>>>>

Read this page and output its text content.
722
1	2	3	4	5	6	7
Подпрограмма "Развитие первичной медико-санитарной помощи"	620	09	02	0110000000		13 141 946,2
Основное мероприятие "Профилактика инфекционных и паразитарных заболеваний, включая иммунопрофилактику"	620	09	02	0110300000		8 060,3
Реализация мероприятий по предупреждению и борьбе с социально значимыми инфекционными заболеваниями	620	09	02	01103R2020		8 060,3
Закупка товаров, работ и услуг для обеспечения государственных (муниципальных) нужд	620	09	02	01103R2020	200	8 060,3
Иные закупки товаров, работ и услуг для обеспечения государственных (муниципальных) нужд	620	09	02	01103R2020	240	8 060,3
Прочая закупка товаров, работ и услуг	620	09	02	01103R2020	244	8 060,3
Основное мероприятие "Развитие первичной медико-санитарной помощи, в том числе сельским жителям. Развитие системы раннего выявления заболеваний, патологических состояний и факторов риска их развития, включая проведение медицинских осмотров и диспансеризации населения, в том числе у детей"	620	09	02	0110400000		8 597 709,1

<<<<

» EXERCISE INSTRUCTIONS
Quote every record above exactly.

» OUTPUT BELOW
Read this page and output its text content.
722
1	2	3	4	5	6	7
Подпрограмма "Развитие первичной медико-санитарной помощи"	620	09	02	0110000000		13 141 946,2
Основное мероприятие "Профилактика инфекционных и паразитарных заболеваний, включая иммунопрофилактику"	620	09	02	0110300000		8 060,3
Реализация мероприятий по предупреждению и борьбе с социально значимыми инфекционными заболеваниями	620	09	02	01103R2020		8 060,3
Закупка товаров, работ и услуг для обеспечения государственных (муниципальных) нужд	620	09	02	01103R2020	200	8 060,3
Иные закупки товаров, работ и услуг для обеспечения государственных (муниципальных) нужд	620	09	02	01103R2020	240	8 060,3
Прочая закупка товаров, работ и услуг	620	09	02	01103R2020	244	8 060,3
Основное мероприятие "Развитие первичной медико-санитарной помощи, в том числе сельским жителям. Развитие системы раннего выявления заболеваний, патологических состояний и факторов риска их развития, включая проведение медицинских осмотров и диспансеризации населения, в том числе у детей"	620	09	02	0110400000		8 597 709,1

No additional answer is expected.